• _Selected excerpt_:
— Start —
Sebastien Uchechukwu Ibeagha (born January 21, 1992) is a professional soccer player who plays as a defender for Major League Soccer club FC Dallas. Born in Nigeria, he represented the United States national under-20 team.

Career

Youth, college, and semi-professional
Ibeagha joined the Houston Dynamo academy after he and his family moved to Houston, Texas from Oklahoma City, Oklahoma. He was named as the 2009 Dynamo Academy Player of the Year and trained with the Dynamo first team during the summer of 2009.

Ibeagha played four years of college soccer at Duke University from 2010 to 2013. He made 70 appearances for the Blue Devils, scoring eight goals and assisting on three others. Ibeagha was twice named first team All-ACC and was named as the 2012 ACC Defensive Player of the Year. He was named to one of the National Soccer Coaches Association of America All-South Region teams in all of his seasons with Duke. While at Duke, Ibeagha was offered multiple first team contracts by Houston, but he declined them due to his father wanting him to finish school and Ibeagha preferring to try to make a career in Europe.

While at college, Ibeagha also appeared for Premier Development League side Carolina Dynamo.

Professional

AC Horsens 
After college, Ibeagha forgoed a homegrown contract with the Houston Dynamo and instead signed with Danish side AC Horsens. He made his AC Horsens debut on March 15, 2014, in a 5–0 victory over Vejle Boldklub in the Danish Cup. Ibeagha would make his league debut for AC Horsens on March 23 in a 0–0 draw with Vejle Boldklub. He started 17 out of a possible 18 games for AC Horsens in his first season with the club.

Ibeagha made 2 appearances with AC Horsens in the 2014–15 season before being sent on loan to FC Fredericia. He made his Fredercia debut on August 10, 2014, in a 2–0 defeat to Akademisk Boldklub. On October 5, Fredericia played Ibeagha's parrent club AC Horsens to a 3–3 draw, with Ibeagha scoring an own-goal. Ibeagha scored his first goal on October 26 in a 3–1 defeat to Vejle Boldklub.

Ibeagha returned to AC Horsens for the second half of the 2014–15 season, but he didn't feature with the team. He was loaned to Icelandic club Fram Reykjavik for Fram's 2015 season.  He made his debut for Fram on May 23, 2015, in a 0–1 loss to Knattspyrnufélag Fjarðabyggðar. Ibeagha scored his first goal for Fram on August 22 in a 2–2 draw with Throttur Reykjavik.

Houston Dynamo 
On January 26, 2016, Ibeagha signed with his former youth club Houston Dynamo. He struggled to find game time, so Ibeagha was sent to Houston's USL affiliate club Rio Grande Valley FC. He would make six appearances with the Torros before being loaned to NASL side Rayo OKC on July 12, 2016. Ibeagha made his debut for Rayo OKC on July 23 in a 1–0 defeat to Puerto Rico FC. He scored his first goal for Rayo OKC on September 10 in a 3–2 win over the Jacksonville Armada. Ibeagha helped Rayo OKC qualify for the 2016 NASL Playoffs. He made zero competitive appearances in his time with Houston.
— End —
• _Extracted material_:
— Start —
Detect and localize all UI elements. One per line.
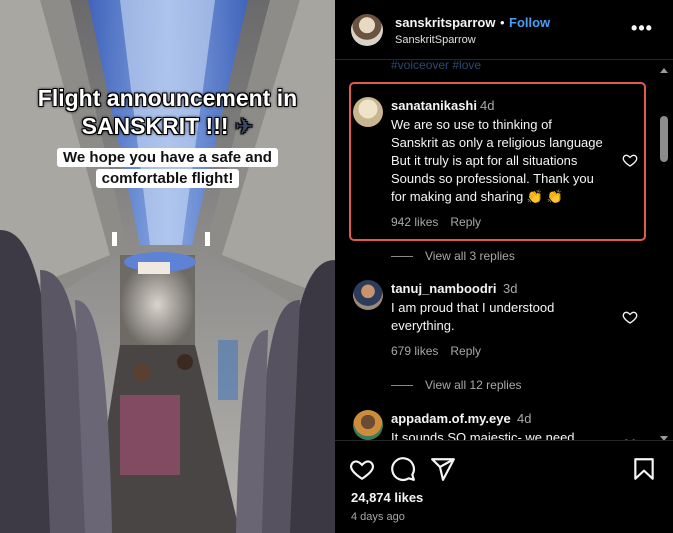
— End —
— Start —
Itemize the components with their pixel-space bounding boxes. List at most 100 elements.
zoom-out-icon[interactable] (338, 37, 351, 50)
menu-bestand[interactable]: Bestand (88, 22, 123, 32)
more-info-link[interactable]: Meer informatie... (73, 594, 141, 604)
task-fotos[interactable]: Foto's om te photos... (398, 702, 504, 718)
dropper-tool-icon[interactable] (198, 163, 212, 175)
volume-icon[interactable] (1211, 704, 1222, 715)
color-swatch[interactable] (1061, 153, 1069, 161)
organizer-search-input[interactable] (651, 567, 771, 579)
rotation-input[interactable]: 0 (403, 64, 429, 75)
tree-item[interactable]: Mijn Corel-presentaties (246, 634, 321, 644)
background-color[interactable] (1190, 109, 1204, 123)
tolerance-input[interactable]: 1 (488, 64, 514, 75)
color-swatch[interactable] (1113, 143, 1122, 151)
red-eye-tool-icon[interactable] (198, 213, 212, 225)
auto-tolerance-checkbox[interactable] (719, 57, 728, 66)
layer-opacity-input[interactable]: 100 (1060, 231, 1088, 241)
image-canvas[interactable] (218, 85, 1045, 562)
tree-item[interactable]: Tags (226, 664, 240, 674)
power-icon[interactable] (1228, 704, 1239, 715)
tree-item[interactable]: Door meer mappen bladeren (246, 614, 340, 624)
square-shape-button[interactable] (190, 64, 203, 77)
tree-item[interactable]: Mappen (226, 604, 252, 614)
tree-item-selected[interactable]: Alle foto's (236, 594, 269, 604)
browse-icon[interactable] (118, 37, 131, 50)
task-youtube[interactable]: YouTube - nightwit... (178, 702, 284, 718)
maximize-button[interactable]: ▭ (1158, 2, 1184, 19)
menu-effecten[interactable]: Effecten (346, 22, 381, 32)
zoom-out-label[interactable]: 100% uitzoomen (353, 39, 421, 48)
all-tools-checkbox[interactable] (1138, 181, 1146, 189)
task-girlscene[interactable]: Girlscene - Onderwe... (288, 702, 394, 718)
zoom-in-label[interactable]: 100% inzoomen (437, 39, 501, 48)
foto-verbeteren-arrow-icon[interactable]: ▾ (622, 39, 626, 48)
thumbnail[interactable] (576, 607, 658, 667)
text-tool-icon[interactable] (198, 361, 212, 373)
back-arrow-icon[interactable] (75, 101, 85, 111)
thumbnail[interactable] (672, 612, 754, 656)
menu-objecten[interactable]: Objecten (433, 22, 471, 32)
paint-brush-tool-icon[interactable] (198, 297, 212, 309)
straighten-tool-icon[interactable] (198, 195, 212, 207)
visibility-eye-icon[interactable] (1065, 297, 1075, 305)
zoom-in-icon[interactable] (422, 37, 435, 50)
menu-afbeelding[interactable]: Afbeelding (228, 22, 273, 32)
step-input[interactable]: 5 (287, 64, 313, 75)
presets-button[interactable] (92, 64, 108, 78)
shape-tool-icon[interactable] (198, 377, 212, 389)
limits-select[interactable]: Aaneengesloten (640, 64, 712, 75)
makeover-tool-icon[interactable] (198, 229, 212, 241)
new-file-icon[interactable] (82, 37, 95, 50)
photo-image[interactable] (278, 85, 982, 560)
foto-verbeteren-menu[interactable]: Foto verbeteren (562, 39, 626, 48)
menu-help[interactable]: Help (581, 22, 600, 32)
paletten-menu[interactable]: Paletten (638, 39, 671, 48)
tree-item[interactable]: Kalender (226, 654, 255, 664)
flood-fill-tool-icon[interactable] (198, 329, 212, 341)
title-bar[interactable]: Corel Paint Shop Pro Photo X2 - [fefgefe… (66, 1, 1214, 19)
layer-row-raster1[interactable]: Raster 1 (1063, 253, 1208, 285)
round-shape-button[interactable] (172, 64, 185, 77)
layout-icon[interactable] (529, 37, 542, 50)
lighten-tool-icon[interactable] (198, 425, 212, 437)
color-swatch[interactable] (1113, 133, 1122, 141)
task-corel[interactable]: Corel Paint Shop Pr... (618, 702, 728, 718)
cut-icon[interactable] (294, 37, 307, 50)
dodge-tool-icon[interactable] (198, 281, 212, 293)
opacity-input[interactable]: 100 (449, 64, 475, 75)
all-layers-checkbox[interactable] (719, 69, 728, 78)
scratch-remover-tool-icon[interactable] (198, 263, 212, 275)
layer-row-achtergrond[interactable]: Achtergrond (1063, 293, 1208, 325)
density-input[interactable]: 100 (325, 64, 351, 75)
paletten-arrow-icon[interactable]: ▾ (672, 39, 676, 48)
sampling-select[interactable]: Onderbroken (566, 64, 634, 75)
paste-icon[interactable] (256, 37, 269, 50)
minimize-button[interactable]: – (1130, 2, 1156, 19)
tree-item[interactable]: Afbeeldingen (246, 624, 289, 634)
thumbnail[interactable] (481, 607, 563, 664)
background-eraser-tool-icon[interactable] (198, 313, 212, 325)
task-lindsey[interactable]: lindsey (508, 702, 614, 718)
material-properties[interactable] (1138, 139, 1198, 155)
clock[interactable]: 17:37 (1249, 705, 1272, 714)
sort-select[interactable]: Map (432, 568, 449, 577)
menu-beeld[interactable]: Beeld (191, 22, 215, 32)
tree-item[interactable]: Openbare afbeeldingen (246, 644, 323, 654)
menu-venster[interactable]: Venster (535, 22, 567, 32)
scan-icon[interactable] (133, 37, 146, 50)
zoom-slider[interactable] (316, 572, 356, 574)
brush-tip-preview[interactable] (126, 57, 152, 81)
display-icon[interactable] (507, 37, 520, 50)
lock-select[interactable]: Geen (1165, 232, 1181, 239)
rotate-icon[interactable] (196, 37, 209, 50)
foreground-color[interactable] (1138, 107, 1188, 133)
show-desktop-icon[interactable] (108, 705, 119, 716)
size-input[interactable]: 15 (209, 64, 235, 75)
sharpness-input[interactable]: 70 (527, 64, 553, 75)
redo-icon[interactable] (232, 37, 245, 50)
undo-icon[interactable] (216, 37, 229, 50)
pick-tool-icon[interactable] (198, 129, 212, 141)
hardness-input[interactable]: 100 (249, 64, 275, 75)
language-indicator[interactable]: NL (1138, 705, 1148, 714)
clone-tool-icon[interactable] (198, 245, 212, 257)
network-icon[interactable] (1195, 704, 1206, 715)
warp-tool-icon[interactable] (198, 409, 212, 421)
— End —
• _Requirements_:
A: Translate this sentence from the Ibeagha biography into Spanish: "Ibeagha played four years of college soccer at Duke University from 2010 to 2013."
B: Answer these from the Ibeagha biography:
(i) In which year was he named ACC Defensive Player of the Year?
(ii) Which Icelandic club took him on loan?
(iii) On what date did he sign with the Houston Dynamo?
C: Reproduce the passage of the Ibeagha biography from "While at college, Ibeagha" up to and including "with the club.".

• _Correct answers_:
A: Ibeagha jugó cuatro años de fútbol universitario en la Universidad de Duke, de 2010 a 2013.

B:
(i) 2012
(ii) Fram Reykjavik
(iii) January 26, 2016

C:
While at college, Ibeagha also appeared for Premier Development League side Carolina Dynamo.

Professional

AC Horsens 
After college, Ibeagha forgoed a homegrown contract with the Houston Dynamo and instead signed with Danish side AC Horsens. He made his AC Horsens debut on March 15, 2014, in a 5–0 victory over Vejle Boldklub in the Danish Cup. Ibeagha would make his league debut for AC Horsens on March 23 in a 0–0 draw with Vejle Boldklub. He started 17 out of a possible 18 games for AC Horsens in his first season with the club.